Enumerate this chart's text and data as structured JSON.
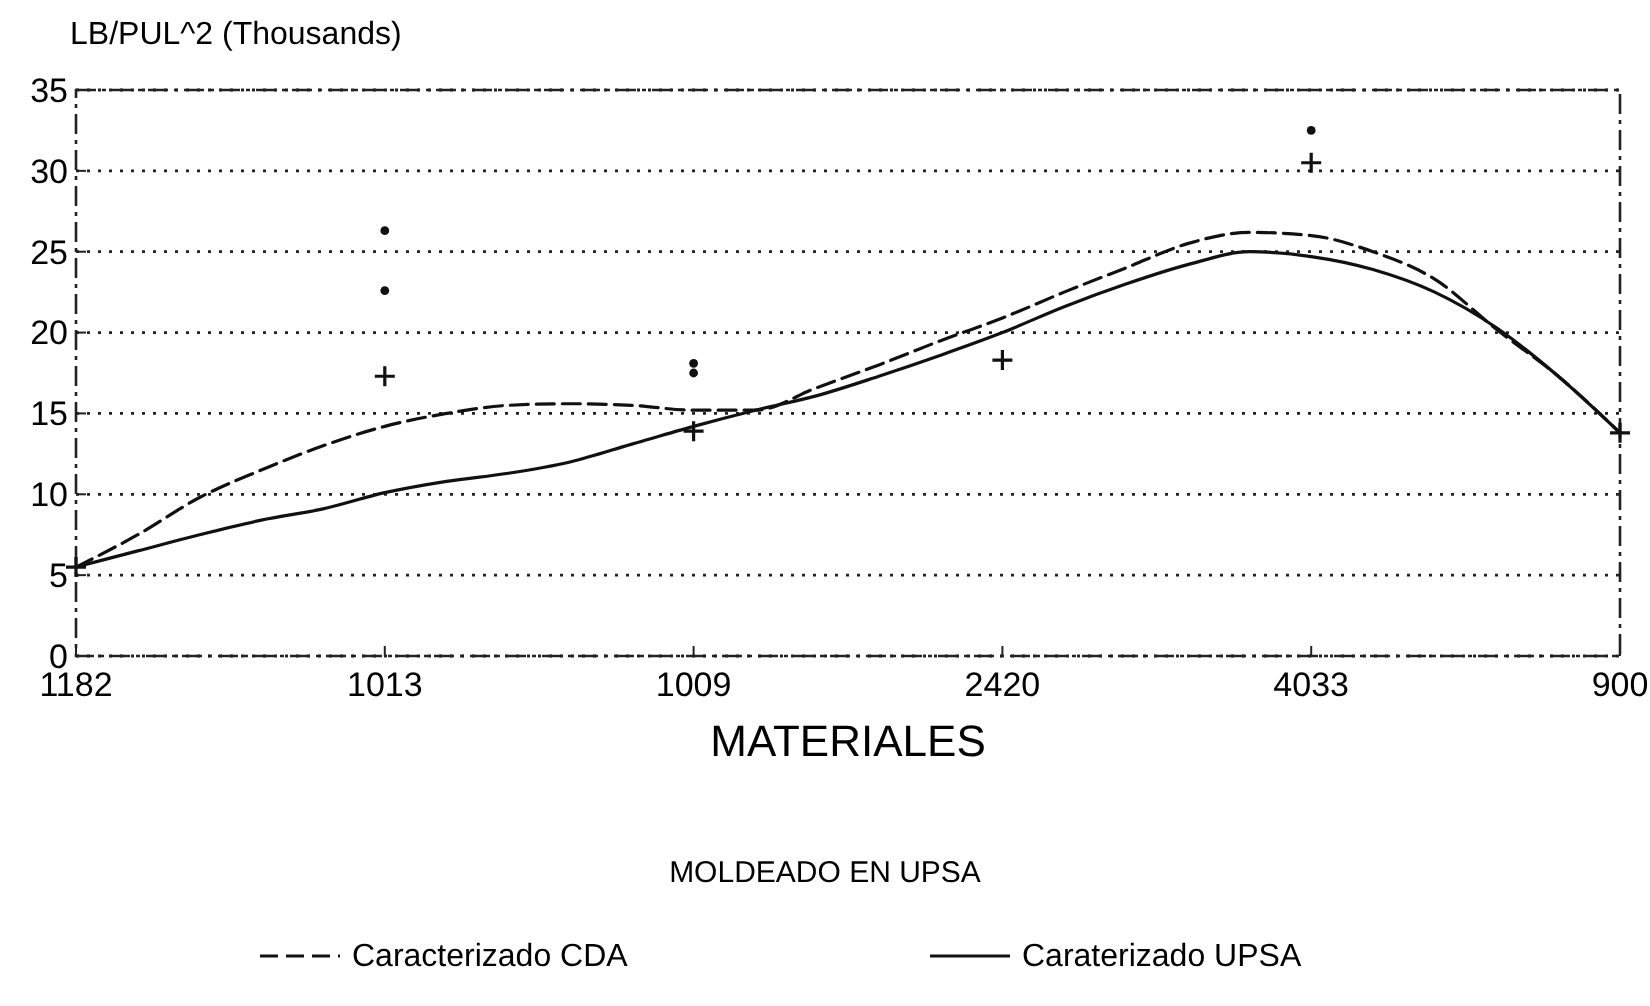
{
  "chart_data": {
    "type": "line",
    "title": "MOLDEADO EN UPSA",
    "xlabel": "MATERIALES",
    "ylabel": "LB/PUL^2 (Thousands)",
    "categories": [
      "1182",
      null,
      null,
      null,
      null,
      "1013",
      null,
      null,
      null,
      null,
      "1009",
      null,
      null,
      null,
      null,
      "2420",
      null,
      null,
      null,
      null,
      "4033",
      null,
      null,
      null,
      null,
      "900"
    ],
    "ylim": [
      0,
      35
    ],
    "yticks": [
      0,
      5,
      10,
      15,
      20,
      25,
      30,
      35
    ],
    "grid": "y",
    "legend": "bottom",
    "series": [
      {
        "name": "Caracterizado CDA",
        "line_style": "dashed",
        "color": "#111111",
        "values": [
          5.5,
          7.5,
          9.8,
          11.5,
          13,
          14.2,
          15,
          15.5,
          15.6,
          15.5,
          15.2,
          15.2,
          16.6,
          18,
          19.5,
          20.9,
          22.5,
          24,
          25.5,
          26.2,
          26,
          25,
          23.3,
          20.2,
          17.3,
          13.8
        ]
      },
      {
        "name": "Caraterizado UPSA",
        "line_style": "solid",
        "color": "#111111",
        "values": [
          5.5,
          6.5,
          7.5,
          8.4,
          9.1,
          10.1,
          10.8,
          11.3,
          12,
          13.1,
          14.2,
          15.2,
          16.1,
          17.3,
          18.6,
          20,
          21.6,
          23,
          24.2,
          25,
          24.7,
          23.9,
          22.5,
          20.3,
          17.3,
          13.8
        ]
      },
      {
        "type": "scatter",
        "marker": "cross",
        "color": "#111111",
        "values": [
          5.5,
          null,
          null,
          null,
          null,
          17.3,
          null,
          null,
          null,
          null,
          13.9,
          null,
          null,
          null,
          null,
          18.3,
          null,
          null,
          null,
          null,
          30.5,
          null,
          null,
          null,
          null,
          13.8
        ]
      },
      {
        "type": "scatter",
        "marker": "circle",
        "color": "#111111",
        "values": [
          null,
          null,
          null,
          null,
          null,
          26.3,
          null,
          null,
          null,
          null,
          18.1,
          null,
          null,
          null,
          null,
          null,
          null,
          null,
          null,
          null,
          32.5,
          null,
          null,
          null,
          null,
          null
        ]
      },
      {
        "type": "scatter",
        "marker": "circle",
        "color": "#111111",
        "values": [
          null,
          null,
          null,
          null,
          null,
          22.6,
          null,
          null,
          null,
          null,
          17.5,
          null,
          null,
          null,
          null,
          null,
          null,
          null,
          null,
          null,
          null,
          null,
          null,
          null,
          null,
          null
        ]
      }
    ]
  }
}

• • • •

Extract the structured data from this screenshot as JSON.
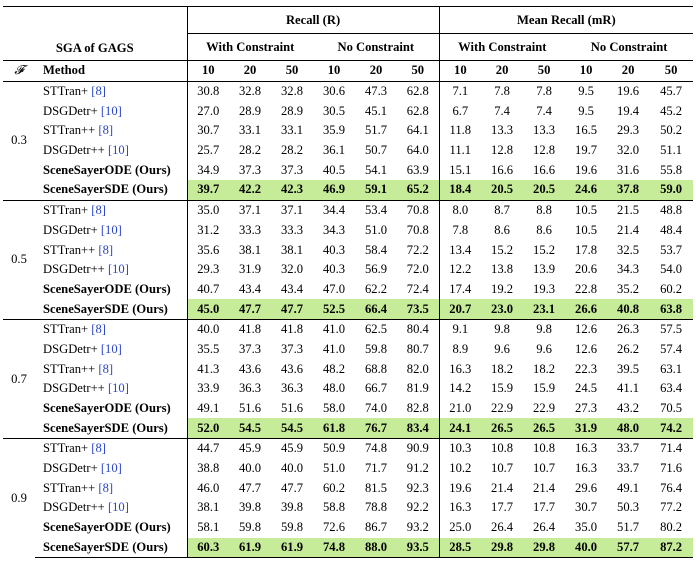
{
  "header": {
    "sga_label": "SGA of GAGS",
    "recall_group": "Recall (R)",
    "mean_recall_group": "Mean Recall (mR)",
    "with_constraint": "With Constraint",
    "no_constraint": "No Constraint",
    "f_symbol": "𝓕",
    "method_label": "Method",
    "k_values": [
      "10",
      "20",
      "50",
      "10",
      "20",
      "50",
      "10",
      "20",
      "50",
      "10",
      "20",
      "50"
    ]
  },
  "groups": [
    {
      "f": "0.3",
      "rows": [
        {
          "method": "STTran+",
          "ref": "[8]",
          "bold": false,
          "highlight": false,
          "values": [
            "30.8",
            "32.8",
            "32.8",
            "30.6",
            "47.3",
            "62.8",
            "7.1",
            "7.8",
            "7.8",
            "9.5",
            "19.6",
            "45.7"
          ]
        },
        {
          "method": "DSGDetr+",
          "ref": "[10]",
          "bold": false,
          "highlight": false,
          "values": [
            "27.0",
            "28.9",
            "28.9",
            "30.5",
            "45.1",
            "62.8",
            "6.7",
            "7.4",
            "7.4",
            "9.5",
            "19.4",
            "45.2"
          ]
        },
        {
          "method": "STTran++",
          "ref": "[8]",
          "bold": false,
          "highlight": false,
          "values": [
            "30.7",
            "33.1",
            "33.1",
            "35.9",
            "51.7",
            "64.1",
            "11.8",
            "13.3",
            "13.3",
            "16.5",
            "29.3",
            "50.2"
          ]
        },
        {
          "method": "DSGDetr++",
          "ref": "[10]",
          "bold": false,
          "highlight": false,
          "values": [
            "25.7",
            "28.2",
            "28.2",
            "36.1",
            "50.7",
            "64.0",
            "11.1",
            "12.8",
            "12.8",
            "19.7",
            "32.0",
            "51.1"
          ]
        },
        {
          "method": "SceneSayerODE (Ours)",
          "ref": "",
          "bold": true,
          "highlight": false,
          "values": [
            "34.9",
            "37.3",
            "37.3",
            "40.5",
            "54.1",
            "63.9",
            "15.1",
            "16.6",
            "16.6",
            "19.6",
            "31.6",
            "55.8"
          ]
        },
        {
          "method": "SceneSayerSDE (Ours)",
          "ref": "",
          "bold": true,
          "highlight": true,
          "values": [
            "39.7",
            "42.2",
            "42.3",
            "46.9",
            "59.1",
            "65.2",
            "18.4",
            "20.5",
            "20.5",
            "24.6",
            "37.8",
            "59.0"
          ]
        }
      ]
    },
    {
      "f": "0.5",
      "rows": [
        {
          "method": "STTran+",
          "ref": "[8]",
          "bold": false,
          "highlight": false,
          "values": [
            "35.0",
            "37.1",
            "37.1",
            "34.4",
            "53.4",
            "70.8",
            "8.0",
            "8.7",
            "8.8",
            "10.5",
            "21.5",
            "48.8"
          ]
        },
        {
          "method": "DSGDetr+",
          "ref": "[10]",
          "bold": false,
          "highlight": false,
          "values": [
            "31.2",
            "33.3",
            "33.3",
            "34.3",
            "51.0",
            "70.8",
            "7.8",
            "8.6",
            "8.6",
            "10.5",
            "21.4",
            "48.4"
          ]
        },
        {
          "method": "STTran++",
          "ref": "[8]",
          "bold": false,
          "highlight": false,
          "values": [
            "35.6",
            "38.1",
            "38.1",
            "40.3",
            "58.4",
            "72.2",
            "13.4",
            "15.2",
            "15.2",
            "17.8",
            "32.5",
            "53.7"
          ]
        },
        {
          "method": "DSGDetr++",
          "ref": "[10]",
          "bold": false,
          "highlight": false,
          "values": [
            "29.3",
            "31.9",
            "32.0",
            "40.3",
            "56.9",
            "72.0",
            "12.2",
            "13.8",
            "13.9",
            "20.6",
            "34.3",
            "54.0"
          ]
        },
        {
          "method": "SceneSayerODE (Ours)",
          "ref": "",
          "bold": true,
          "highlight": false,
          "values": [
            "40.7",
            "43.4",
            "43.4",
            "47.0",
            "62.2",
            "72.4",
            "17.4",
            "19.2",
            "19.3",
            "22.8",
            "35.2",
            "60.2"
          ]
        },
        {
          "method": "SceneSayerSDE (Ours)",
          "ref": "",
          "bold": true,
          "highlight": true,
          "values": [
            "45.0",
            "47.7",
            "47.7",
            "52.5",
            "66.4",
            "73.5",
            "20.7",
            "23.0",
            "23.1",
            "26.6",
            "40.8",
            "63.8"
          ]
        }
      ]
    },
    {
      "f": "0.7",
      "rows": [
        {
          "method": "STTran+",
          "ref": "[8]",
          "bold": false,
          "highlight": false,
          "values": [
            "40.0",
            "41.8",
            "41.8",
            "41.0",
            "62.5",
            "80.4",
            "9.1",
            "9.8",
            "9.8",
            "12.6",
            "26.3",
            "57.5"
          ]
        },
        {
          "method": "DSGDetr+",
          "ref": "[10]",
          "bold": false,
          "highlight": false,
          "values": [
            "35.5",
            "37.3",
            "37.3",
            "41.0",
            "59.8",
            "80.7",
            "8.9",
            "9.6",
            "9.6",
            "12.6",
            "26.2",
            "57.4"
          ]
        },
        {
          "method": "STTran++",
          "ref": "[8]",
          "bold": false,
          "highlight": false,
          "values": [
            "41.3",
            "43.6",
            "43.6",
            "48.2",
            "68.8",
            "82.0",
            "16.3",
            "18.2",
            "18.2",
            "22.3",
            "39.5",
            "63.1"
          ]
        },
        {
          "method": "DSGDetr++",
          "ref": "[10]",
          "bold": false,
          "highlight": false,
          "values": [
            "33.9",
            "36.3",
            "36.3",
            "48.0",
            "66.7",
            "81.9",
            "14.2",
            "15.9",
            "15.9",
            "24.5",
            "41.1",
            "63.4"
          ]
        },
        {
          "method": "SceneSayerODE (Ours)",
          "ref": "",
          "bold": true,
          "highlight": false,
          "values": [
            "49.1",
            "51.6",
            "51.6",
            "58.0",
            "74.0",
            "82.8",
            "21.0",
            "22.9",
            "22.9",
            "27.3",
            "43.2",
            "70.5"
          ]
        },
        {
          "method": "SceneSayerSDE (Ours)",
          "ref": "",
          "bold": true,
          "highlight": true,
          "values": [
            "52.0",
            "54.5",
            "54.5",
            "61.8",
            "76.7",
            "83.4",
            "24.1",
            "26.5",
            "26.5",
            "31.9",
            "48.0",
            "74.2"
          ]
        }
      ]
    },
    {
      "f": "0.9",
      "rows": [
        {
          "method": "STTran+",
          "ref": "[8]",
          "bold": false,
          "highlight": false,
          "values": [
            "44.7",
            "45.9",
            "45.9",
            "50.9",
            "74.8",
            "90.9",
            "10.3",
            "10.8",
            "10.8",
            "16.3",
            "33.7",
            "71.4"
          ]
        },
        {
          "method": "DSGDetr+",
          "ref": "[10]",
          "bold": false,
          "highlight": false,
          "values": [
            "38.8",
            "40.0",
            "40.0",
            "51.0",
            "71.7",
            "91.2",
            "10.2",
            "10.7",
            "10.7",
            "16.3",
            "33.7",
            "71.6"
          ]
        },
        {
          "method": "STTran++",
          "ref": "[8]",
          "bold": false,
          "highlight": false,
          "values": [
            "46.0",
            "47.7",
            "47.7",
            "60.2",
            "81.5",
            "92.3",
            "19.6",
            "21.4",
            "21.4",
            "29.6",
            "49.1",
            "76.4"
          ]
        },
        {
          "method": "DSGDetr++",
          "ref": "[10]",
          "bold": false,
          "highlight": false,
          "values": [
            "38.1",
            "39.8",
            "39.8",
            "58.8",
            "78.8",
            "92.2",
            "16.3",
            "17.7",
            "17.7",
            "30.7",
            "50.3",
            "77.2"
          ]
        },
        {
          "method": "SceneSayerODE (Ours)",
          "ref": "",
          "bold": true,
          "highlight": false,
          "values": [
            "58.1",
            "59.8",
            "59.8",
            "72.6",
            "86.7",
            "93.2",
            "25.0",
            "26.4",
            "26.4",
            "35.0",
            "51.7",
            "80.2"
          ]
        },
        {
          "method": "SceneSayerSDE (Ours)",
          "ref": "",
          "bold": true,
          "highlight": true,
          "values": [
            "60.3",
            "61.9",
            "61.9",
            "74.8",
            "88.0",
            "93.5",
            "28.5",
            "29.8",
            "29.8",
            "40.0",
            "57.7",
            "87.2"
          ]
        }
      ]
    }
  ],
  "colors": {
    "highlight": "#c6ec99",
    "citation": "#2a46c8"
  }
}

• • • •

> **Given problem**
Only lines with the string "Recall" belong in your answer; copy each one.

> **Solution for this problem**
    "recall_group": "Recall (R)",
    "mean_recall_group": "Mean Recall (mR)",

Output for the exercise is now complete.